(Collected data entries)
^^^^
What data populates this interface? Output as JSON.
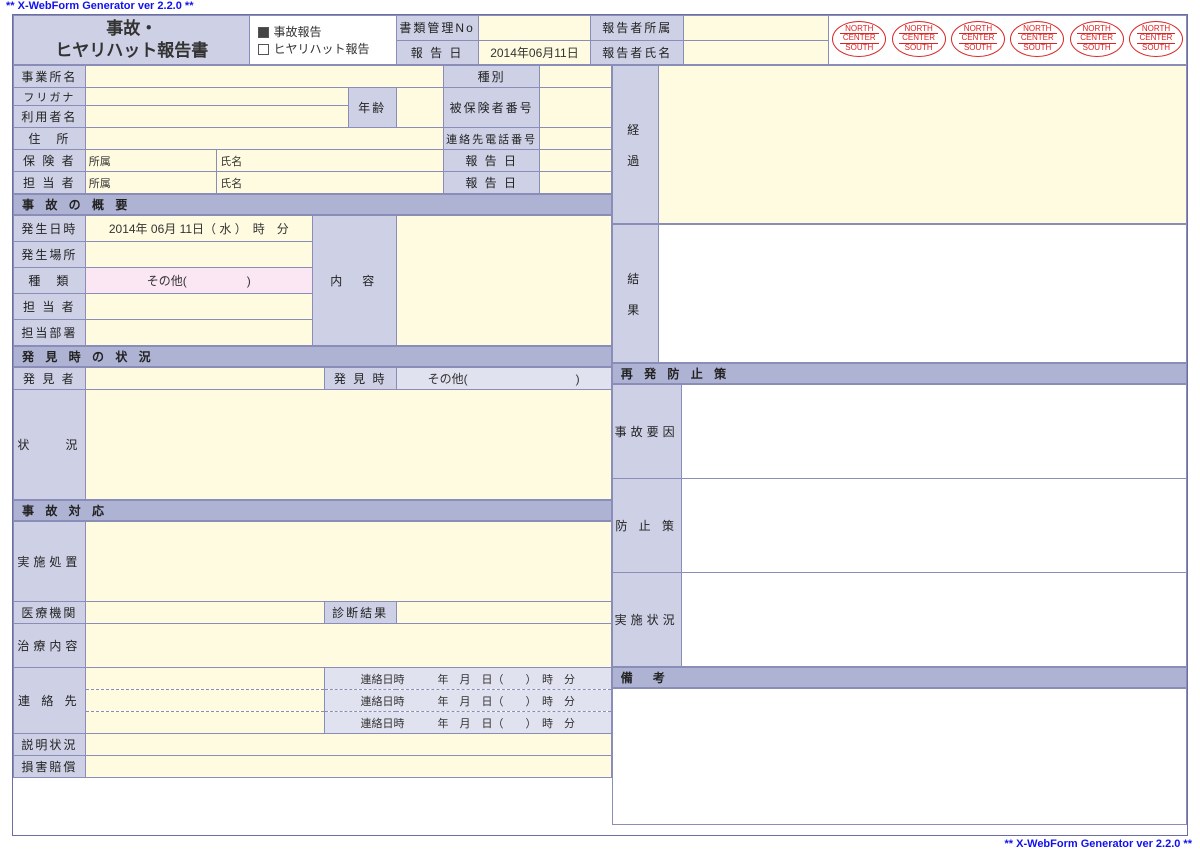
{
  "watermark": "** X-WebForm Generator ver 2.2.0 **",
  "title_l1": "事故・",
  "title_l2": "ヒヤリハット報告書",
  "cb1": "事故報告",
  "cb2": "ヒヤリハット報告",
  "docno": "書類管理No",
  "repdate": "報 告 日",
  "repdate_v": "2014年06月11日",
  "repaff": "報告者所属",
  "repname": "報告者氏名",
  "stamp_n": "NORTH",
  "stamp_c": "CENTER",
  "stamp_s": "SOUTH",
  "office": "事業所名",
  "kind": "種別",
  "furi": "フリガナ",
  "user": "利用者名",
  "age": "年齢",
  "insno": "被保険者番号",
  "addr": "住　所",
  "tel": "連絡先電話番号",
  "insurer": "保 険 者",
  "aff": "所属",
  "name": "氏名",
  "taff": "担 当 者",
  "rd": "報 告 日",
  "keika": "経",
  "keika2": "過",
  "sec_gai": "事 故 の 概 要",
  "occdt": "発生日時",
  "occdt_v": "2014年 06月 11日（ 水 ）　時　分",
  "occpl": "発生場所",
  "shurui": "種　類",
  "shurui_v": "その他(　　　　　)",
  "tantou": "担 当 者",
  "tantoubu": "担当部署",
  "naiyou": "内　容",
  "kekka1": "結",
  "kekka2": "果",
  "sec_hakken": "発 見 時 の 状 況",
  "hakkensha": "発 見 者",
  "hakkenji": "発 見 時",
  "hakken_v": "その他(　　　　　　　　　)",
  "joukyou": "状　　況",
  "sec_taio": "事 故 対 応",
  "jisshi": "実施処置",
  "iryou": "医療機関",
  "shindan": "診断結果",
  "chiryou": "治療内容",
  "renraku": "連 絡 先",
  "renraku_tmpl": "連絡日時　　　年　月　日（　　）　時　分",
  "setsumei": "説明状況",
  "songai": "損害賠償",
  "sec_saihatsu": "再 発 防 止 策",
  "youin": "事故要因",
  "boushi": "防 止 策",
  "jisshij": "実施状況",
  "biko": "備　考"
}
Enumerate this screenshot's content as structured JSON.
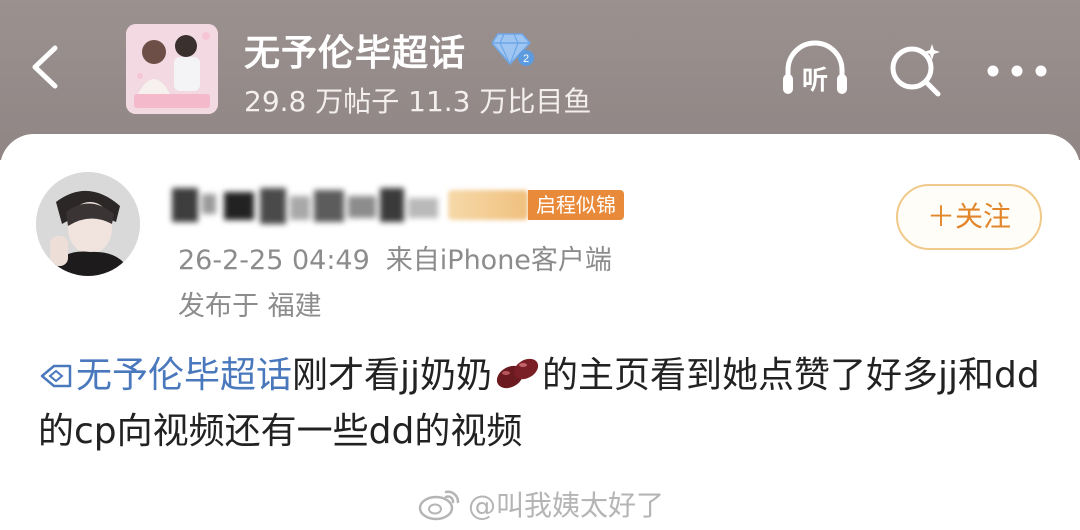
{
  "header": {
    "back_icon": "chevron-left-icon",
    "topic_title": "无予伦毕超话",
    "level_badge_icon": "diamond-level-icon",
    "level_badge_number": "2",
    "stats": "29.8 万帖子 11.3 万比目鱼",
    "listen_label": "听",
    "search_icon": "search-sparkle-icon",
    "more_icon": "more-dots-icon"
  },
  "post": {
    "author_badge": "启程似锦",
    "timestamp": "26-2-25 04:49",
    "source": "来自iPhone客户端",
    "location": "发布于 福建",
    "follow_label": "＋关注",
    "topic_link": "无予伦毕超话",
    "text_part1": "刚才看jj奶奶",
    "text_part2": "的主页看到她点赞了好多jj和dd的cp向视频还有一些dd的视频"
  },
  "watermark": "@叫我姨太好了",
  "colors": {
    "header_bg": "#948a89",
    "link_blue": "#4a78bd",
    "follow_orange": "#e2862c",
    "badge_orange": "#e98a3a",
    "meta_gray": "#8c8c8c"
  }
}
^^^^
SHORT PROBLEM:
Pick out all the lines with the word "icon" in them and copy them.

SOLUTION FOR THIS TASK:
    "back_icon": "chevron-left-icon",
    "level_badge_icon": "diamond-level-icon",
    "search_icon": "search-sparkle-icon",
    "more_icon": "more-dots-icon"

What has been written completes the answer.